WHAT YOU WILL DO: Copy every line of the listing exactly.

DATASET EXTRACT:
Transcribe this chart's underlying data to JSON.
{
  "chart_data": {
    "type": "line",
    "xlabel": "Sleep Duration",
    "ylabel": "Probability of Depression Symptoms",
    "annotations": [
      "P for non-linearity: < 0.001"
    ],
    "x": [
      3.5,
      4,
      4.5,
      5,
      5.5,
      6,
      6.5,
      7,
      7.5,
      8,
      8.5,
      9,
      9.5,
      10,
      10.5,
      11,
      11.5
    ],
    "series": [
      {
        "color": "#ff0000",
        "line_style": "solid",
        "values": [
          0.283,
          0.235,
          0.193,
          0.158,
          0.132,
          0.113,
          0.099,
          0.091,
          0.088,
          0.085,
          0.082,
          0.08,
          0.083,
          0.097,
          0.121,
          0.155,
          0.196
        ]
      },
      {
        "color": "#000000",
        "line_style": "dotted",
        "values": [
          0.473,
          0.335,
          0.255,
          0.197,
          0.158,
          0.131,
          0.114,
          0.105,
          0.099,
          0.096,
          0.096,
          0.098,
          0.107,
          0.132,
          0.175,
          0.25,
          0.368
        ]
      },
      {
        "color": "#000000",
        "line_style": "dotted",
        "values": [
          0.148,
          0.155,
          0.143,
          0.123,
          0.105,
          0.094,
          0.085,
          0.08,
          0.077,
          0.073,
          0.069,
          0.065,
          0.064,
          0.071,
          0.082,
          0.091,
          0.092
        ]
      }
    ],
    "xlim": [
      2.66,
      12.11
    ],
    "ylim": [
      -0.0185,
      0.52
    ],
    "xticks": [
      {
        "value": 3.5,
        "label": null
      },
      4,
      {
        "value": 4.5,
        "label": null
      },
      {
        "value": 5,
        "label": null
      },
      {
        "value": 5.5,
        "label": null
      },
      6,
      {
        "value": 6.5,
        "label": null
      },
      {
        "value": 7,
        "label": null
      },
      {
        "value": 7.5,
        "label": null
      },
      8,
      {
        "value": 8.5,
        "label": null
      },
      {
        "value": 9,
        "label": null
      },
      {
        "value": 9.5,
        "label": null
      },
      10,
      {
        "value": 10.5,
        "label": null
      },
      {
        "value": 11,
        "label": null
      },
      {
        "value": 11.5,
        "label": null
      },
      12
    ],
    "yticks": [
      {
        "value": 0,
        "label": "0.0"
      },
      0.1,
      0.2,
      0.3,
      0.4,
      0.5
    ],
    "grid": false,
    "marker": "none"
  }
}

OUTPUT:
Transcribe this chart's underlying data to JSON.
{
  "chart_data": {
    "type": "line",
    "xlabel": "Sleep Duration",
    "ylabel": "Probability of Depression Symptoms",
    "annotations": [
      "P for non-linearity: < 0.001"
    ],
    "x": [
      3.5,
      4,
      4.5,
      5,
      5.5,
      6,
      6.5,
      7,
      7.5,
      8,
      8.5,
      9,
      9.5,
      10,
      10.5,
      11,
      11.5
    ],
    "series": [
      {
        "color": "#ff0000",
        "line_style": "solid",
        "values": [
          0.283,
          0.235,
          0.193,
          0.158,
          0.132,
          0.113,
          0.099,
          0.091,
          0.088,
          0.085,
          0.082,
          0.08,
          0.083,
          0.097,
          0.121,
          0.155,
          0.196
        ]
      },
      {
        "color": "#000000",
        "line_style": "dotted",
        "values": [
          0.473,
          0.335,
          0.255,
          0.197,
          0.158,
          0.131,
          0.114,
          0.105,
          0.099,
          0.096,
          0.096,
          0.098,
          0.107,
          0.132,
          0.175,
          0.25,
          0.368
        ]
      },
      {
        "color": "#000000",
        "line_style": "dotted",
        "values": [
          0.148,
          0.155,
          0.143,
          0.123,
          0.105,
          0.094,
          0.085,
          0.08,
          0.077,
          0.073,
          0.069,
          0.065,
          0.064,
          0.071,
          0.082,
          0.091,
          0.092
        ]
      }
    ],
    "xlim": [
      2.66,
      12.11
    ],
    "ylim": [
      -0.0185,
      0.52
    ],
    "xticks": [
      {
        "value": 3.5,
        "label": null
      },
      4,
      {
        "value": 4.5,
        "label": null
      },
      {
        "value": 5,
        "label": null
      },
      {
        "value": 5.5,
        "label": null
      },
      6,
      {
        "value": 6.5,
        "label": null
      },
      {
        "value": 7,
        "label": null
      },
      {
        "value": 7.5,
        "label": null
      },
      8,
      {
        "value": 8.5,
        "label": null
      },
      {
        "value": 9,
        "label": null
      },
      {
        "value": 9.5,
        "label": null
      },
      10,
      {
        "value": 10.5,
        "label": null
      },
      {
        "value": 11,
        "label": null
      },
      {
        "value": 11.5,
        "label": null
      },
      12
    ],
    "yticks": [
      {
        "value": 0,
        "label": "0.0"
      },
      0.1,
      0.2,
      0.3,
      0.4,
      0.5
    ],
    "grid": false,
    "marker": "none"
  }
}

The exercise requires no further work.